• DATA FOR THIS EXERCISE
——
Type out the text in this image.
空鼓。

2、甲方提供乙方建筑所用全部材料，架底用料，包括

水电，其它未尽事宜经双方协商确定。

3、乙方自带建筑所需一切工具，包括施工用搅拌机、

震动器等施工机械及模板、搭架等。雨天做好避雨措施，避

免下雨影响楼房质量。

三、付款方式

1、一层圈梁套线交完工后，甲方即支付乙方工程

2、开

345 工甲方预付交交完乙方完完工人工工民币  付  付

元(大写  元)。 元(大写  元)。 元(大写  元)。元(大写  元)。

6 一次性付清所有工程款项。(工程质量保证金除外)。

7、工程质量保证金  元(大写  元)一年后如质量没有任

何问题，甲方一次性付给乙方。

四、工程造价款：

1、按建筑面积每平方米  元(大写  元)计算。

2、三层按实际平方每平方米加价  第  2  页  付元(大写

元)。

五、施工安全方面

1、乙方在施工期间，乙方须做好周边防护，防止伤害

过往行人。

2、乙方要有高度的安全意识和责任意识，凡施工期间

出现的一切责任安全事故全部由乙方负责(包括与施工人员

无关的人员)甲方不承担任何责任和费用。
——
Extract every record. Keep wording exact.

Type out the text in this image.
空鼓。

2、甲方提供乙方建筑所用全部材料，架底用料，包括

水电，其它未尽事宜经双方协商确定。

3、乙方自带建筑所需一切工具，包括施工用搅拌机、

震动器等施工机械及模板、搭架等。雨天做好避雨措施，避

免下雨影响楼房质量。

三、付款方式

1、一层圈梁套线交完工后，甲方即支付乙方工程

2、开

345 工甲方预付交交完乙方完完工人工工民币  付  付

元(大写  元)。 元(大写  元)。 元(大写  元)。元(大写  元)。

6 一次性付清所有工程款项。(工程质量保证金除外)。

7、工程质量保证金  元(大写  元)一年后如质量没有任

何问题，甲方一次性付给乙方。

四、工程造价款：

1、按建筑面积每平方米  元(大写  元)计算。

2、三层按实际平方每平方米加价  第  2  页  付元(大写

元)。

五、施工安全方面

1、乙方在施工期间，乙方须做好周边防护，防止伤害

过往行人。

2、乙方要有高度的安全意识和责任意识，凡施工期间

出现的一切责任安全事故全部由乙方负责(包括与施工人员

无关的人员)甲方不承担任何责任和费用。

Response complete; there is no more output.